◆ Raw data ◆
============================================================

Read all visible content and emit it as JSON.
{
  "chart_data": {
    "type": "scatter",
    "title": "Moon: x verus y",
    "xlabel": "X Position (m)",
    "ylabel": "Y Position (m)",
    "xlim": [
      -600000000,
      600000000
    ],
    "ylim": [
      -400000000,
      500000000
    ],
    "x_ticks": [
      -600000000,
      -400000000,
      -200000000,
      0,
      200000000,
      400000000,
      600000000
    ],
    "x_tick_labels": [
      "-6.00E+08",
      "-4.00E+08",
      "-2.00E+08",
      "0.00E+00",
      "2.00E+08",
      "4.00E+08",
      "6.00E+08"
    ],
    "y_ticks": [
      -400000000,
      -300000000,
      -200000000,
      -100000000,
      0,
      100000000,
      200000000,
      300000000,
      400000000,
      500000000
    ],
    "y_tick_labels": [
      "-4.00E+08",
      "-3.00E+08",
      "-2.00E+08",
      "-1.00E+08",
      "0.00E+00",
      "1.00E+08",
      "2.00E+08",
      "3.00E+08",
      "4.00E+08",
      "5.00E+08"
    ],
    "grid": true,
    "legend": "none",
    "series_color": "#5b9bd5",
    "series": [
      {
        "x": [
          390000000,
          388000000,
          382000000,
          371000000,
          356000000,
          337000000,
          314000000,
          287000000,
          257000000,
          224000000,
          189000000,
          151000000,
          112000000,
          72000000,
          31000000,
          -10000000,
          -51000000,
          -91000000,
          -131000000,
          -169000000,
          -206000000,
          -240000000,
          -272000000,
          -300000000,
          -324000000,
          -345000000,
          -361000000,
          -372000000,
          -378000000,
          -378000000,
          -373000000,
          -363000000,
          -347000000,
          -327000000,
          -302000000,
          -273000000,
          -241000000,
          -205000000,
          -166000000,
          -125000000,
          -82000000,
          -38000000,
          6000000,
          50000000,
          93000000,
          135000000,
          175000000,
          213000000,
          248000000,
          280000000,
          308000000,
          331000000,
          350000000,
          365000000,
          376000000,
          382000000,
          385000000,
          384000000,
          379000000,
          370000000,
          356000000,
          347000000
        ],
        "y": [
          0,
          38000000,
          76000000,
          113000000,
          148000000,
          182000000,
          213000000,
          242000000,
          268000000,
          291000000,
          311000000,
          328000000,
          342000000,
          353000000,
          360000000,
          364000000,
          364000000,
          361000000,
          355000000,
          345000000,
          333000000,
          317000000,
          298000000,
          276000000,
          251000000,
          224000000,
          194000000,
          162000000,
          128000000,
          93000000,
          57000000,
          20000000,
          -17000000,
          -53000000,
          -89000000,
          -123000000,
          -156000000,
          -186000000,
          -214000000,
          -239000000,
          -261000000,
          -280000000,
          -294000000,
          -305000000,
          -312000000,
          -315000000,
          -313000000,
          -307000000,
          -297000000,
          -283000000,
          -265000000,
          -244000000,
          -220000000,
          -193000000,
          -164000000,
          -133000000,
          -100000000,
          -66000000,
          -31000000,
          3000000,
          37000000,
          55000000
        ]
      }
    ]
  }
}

============================================================

◆ What to produce ◆
Give back the whole listing exactly as it reads.

◆ Completed task ◆
Read all visible content and emit it as JSON.
{
  "chart_data": {
    "type": "scatter",
    "title": "Moon: x verus y",
    "xlabel": "X Position (m)",
    "ylabel": "Y Position (m)",
    "xlim": [
      -600000000,
      600000000
    ],
    "ylim": [
      -400000000,
      500000000
    ],
    "x_ticks": [
      -600000000,
      -400000000,
      -200000000,
      0,
      200000000,
      400000000,
      600000000
    ],
    "x_tick_labels": [
      "-6.00E+08",
      "-4.00E+08",
      "-2.00E+08",
      "0.00E+00",
      "2.00E+08",
      "4.00E+08",
      "6.00E+08"
    ],
    "y_ticks": [
      -400000000,
      -300000000,
      -200000000,
      -100000000,
      0,
      100000000,
      200000000,
      300000000,
      400000000,
      500000000
    ],
    "y_tick_labels": [
      "-4.00E+08",
      "-3.00E+08",
      "-2.00E+08",
      "-1.00E+08",
      "0.00E+00",
      "1.00E+08",
      "2.00E+08",
      "3.00E+08",
      "4.00E+08",
      "5.00E+08"
    ],
    "grid": true,
    "legend": "none",
    "series_color": "#5b9bd5",
    "series": [
      {
        "x": [
          390000000,
          388000000,
          382000000,
          371000000,
          356000000,
          337000000,
          314000000,
          287000000,
          257000000,
          224000000,
          189000000,
          151000000,
          112000000,
          72000000,
          31000000,
          -10000000,
          -51000000,
          -91000000,
          -131000000,
          -169000000,
          -206000000,
          -240000000,
          -272000000,
          -300000000,
          -324000000,
          -345000000,
          -361000000,
          -372000000,
          -378000000,
          -378000000,
          -373000000,
          -363000000,
          -347000000,
          -327000000,
          -302000000,
          -273000000,
          -241000000,
          -205000000,
          -166000000,
          -125000000,
          -82000000,
          -38000000,
          6000000,
          50000000,
          93000000,
          135000000,
          175000000,
          213000000,
          248000000,
          280000000,
          308000000,
          331000000,
          350000000,
          365000000,
          376000000,
          382000000,
          385000000,
          384000000,
          379000000,
          370000000,
          356000000,
          347000000
        ],
        "y": [
          0,
          38000000,
          76000000,
          113000000,
          148000000,
          182000000,
          213000000,
          242000000,
          268000000,
          291000000,
          311000000,
          328000000,
          342000000,
          353000000,
          360000000,
          364000000,
          364000000,
          361000000,
          355000000,
          345000000,
          333000000,
          317000000,
          298000000,
          276000000,
          251000000,
          224000000,
          194000000,
          162000000,
          128000000,
          93000000,
          57000000,
          20000000,
          -17000000,
          -53000000,
          -89000000,
          -123000000,
          -156000000,
          -186000000,
          -214000000,
          -239000000,
          -261000000,
          -280000000,
          -294000000,
          -305000000,
          -312000000,
          -315000000,
          -313000000,
          -307000000,
          -297000000,
          -283000000,
          -265000000,
          -244000000,
          -220000000,
          -193000000,
          -164000000,
          -133000000,
          -100000000,
          -66000000,
          -31000000,
          3000000,
          37000000,
          55000000
        ]
      }
    ]
  }
}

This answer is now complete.